**What you have to do:** Word for word, restate every line of the material.

_____

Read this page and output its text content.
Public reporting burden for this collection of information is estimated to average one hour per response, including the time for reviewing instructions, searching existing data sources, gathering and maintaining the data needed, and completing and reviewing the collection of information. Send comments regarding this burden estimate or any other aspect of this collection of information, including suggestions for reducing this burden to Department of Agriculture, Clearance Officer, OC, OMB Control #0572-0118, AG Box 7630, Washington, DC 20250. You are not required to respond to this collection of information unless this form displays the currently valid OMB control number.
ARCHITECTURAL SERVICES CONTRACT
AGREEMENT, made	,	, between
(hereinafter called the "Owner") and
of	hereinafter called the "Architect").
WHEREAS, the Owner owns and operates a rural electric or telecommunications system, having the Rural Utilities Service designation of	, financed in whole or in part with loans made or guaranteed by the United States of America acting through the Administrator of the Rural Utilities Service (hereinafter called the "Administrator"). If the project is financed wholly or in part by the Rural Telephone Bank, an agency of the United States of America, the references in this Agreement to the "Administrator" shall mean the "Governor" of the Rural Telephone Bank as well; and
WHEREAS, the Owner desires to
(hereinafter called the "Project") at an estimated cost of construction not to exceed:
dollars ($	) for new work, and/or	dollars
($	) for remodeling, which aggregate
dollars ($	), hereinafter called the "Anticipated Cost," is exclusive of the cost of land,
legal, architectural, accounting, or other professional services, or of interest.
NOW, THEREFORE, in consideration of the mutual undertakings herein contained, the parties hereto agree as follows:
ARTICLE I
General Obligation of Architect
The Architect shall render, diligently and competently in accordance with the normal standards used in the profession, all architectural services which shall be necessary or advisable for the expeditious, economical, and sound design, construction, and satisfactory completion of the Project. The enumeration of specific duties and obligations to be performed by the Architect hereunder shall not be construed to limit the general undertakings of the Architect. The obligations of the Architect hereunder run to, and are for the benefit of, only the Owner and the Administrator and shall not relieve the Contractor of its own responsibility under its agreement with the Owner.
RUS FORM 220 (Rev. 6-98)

_____

**Exercise response:**
Read this page and output its text content.
Public reporting burden for this collection of information is estimated to average one hour per response, including the time for reviewing instructions, searching existing data sources, gathering and maintaining the data needed, and completing and reviewing the collection of information. Send comments regarding this burden estimate or any other aspect of this collection of information, including suggestions for reducing this burden to Department of Agriculture, Clearance Officer, OC, OMB Control #0572-0118, AG Box 7630, Washington, DC 20250. You are not required to respond to this collection of information unless this form displays the currently valid OMB control number.
ARCHITECTURAL SERVICES CONTRACT
AGREEMENT, made	,	, between
(hereinafter called the "Owner") and
of	hereinafter called the "Architect").
WHEREAS, the Owner owns and operates a rural electric or telecommunications system, having the Rural Utilities Service designation of	, financed in whole or in part with loans made or guaranteed by the United States of America acting through the Administrator of the Rural Utilities Service (hereinafter called the "Administrator"). If the project is financed wholly or in part by the Rural Telephone Bank, an agency of the United States of America, the references in this Agreement to the "Administrator" shall mean the "Governor" of the Rural Telephone Bank as well; and
WHEREAS, the Owner desires to
(hereinafter called the "Project") at an estimated cost of construction not to exceed:
dollars ($	) for new work, and/or	dollars
($	) for remodeling, which aggregate
dollars ($	), hereinafter called the "Anticipated Cost," is exclusive of the cost of land,
legal, architectural, accounting, or other professional services, or of interest.
NOW, THEREFORE, in consideration of the mutual undertakings herein contained, the parties hereto agree as follows:
ARTICLE I
General Obligation of Architect
The Architect shall render, diligently and competently in accordance with the normal standards used in the profession, all architectural services which shall be necessary or advisable for the expeditious, economical, and sound design, construction, and satisfactory completion of the Project. The enumeration of specific duties and obligations to be performed by the Architect hereunder shall not be construed to limit the general undertakings of the Architect. The obligations of the Architect hereunder run to, and are for the benefit of, only the Owner and the Administrator and shall not relieve the Contractor of its own responsibility under its agreement with the Owner.
RUS FORM 220 (Rev. 6-98)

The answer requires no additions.